## REQUIREMENTS
Print the listing as it stands, omitting all images.

## INPUT
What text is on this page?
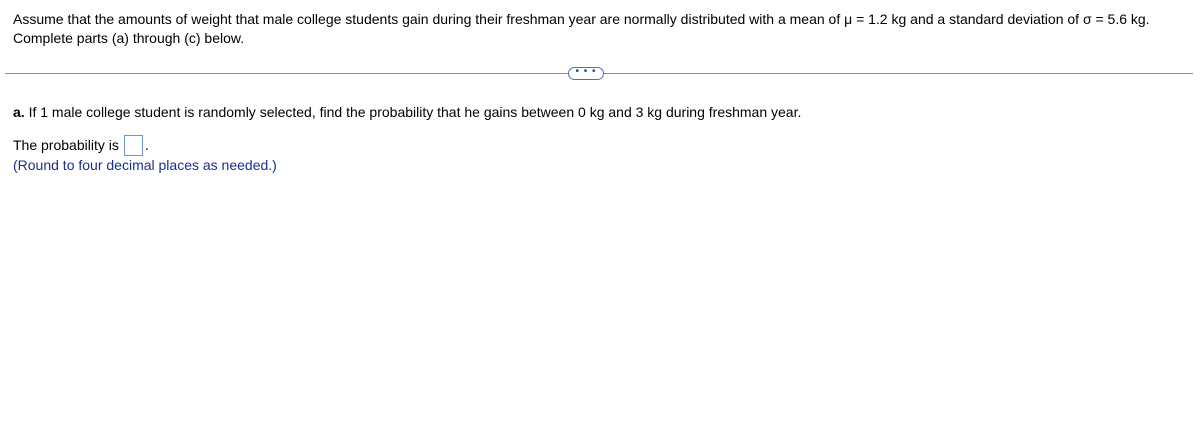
Assume that the amounts of weight that male college students gain during their freshman year are normally distributed with a mean of μ = 1.2 kg and a standard deviation of σ = 5.6 kg. Complete parts (a) through (c) below.
• • •
a. If 1 male college student is randomly selected, find the probability that he gains between 0 kg and 3 kg during freshman year.
The probability is .
(Round to four decimal places as needed.)
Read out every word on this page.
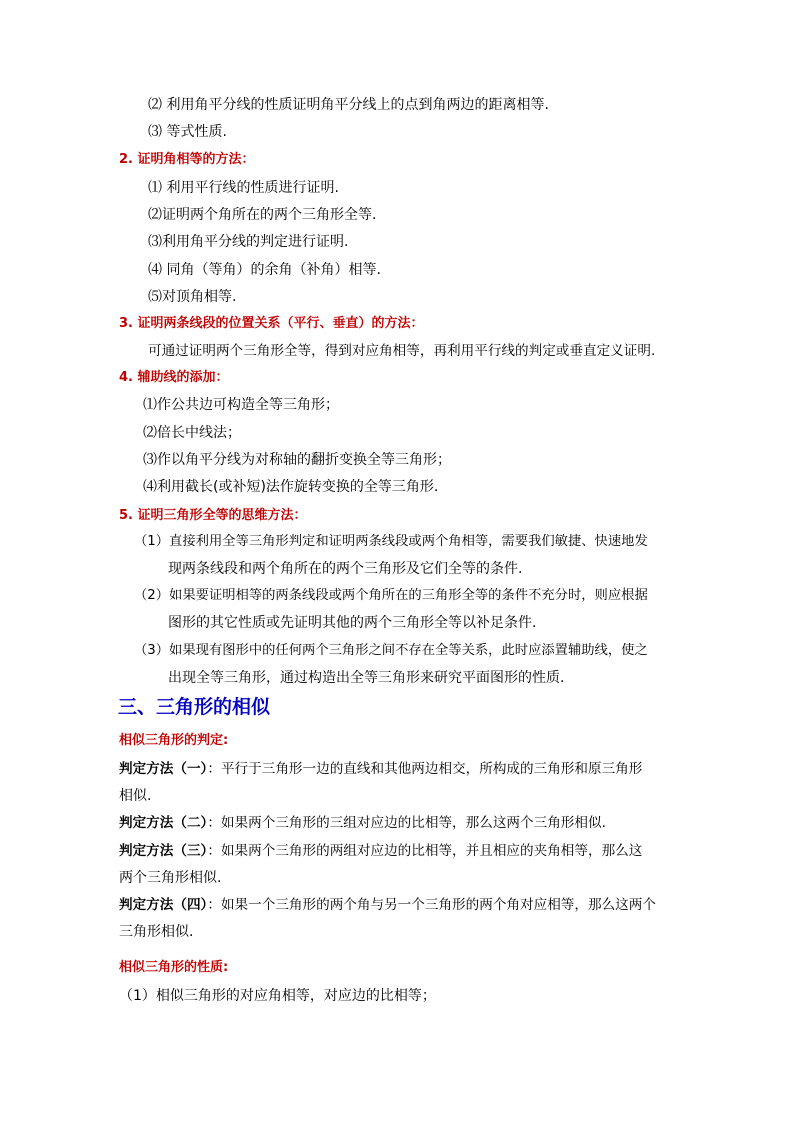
⑵ 利用角平分线的性质证明角平分线上的点到角两边的距离相等.
⑶ 等式性质.
2. 证明角相等的方法：
⑴ 利用平行线的性质进行证明.
⑵证明两个角所在的两个三角形全等.
⑶利用角平分线的判定进行证明.
⑷ 同角（等角）的余角（补角）相等.
⑸对顶角相等.
3. 证明两条线段的位置关系（平行、垂直）的方法：
可通过证明两个三角形全等，得到对应角相等，再利用平行线的判定或垂直定义证明.
4. 辅助线的添加：
⑴作公共边可构造全等三角形；
⑵倍长中线法；
⑶作以角平分线为对称轴的翻折变换全等三角形；
⑷利用截长(或补短)法作旋转变换的全等三角形.
5. 证明三角形全等的思维方法：
（1）直接利用全等三角形判定和证明两条线段或两个角相等，需要我们敏捷、快速地发
现两条线段和两个角所在的两个三角形及它们全等的条件.
（2）如果要证明相等的两条线段或两个角所在的三角形全等的条件不充分时，则应根据
图形的其它性质或先证明其他的两个三角形全等以补足条件.
（3）如果现有图形中的任何两个三角形之间不存在全等关系，此时应添置辅助线，使之
出现全等三角形，通过构造出全等三角形来研究平面图形的性质.
三、三角形的相似
相似三角形的判定:
判定方法（一）：平行于三角形一边的直线和其他两边相交，所构成的三角形和原三角形
相似.
判定方法（二）：如果两个三角形的三组对应边的比相等，那么这两个三角形相似.
判定方法（三）：如果两个三角形的两组对应边的比相等，并且相应的夹角相等，那么这
两个三角形相似.
判定方法（四）：如果一个三角形的两个角与另一个三角形的两个角对应相等，那么这两个
三角形相似.
相似三角形的性质:
（1）相似三角形的对应角相等，对应边的比相等；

## FINISHED TASK
What text is on this page?
Assume that the amounts of weight that male college students gain during their freshman year are normally distributed with a mean of μ = 1.2 kg and a standard deviation of σ = 5.6 kg. Complete parts (a) through (c) below.
• • •
a. If 1 male college student is randomly selected, find the probability that he gains between 0 kg and 3 kg during freshman year.
The probability is .
(Round to four decimal places as needed.)
Read out every word on this page.
⑵ 利用角平分线的性质证明角平分线上的点到角两边的距离相等.
⑶ 等式性质.
2. 证明角相等的方法：
⑴ 利用平行线的性质进行证明.
⑵证明两个角所在的两个三角形全等.
⑶利用角平分线的判定进行证明.
⑷ 同角（等角）的余角（补角）相等.
⑸对顶角相等.
3. 证明两条线段的位置关系（平行、垂直）的方法：
可通过证明两个三角形全等，得到对应角相等，再利用平行线的判定或垂直定义证明.
4. 辅助线的添加：
⑴作公共边可构造全等三角形；
⑵倍长中线法；
⑶作以角平分线为对称轴的翻折变换全等三角形；
⑷利用截长(或补短)法作旋转变换的全等三角形.
5. 证明三角形全等的思维方法：
（1）直接利用全等三角形判定和证明两条线段或两个角相等，需要我们敏捷、快速地发
现两条线段和两个角所在的两个三角形及它们全等的条件.
（2）如果要证明相等的两条线段或两个角所在的三角形全等的条件不充分时，则应根据
图形的其它性质或先证明其他的两个三角形全等以补足条件.
（3）如果现有图形中的任何两个三角形之间不存在全等关系，此时应添置辅助线，使之
出现全等三角形，通过构造出全等三角形来研究平面图形的性质.
三、三角形的相似
相似三角形的判定:
判定方法（一）：平行于三角形一边的直线和其他两边相交，所构成的三角形和原三角形
相似.
判定方法（二）：如果两个三角形的三组对应边的比相等，那么这两个三角形相似.
判定方法（三）：如果两个三角形的两组对应边的比相等，并且相应的夹角相等，那么这
两个三角形相似.
判定方法（四）：如果一个三角形的两个角与另一个三角形的两个角对应相等，那么这两个
三角形相似.
相似三角形的性质:
（1）相似三角形的对应角相等，对应边的比相等；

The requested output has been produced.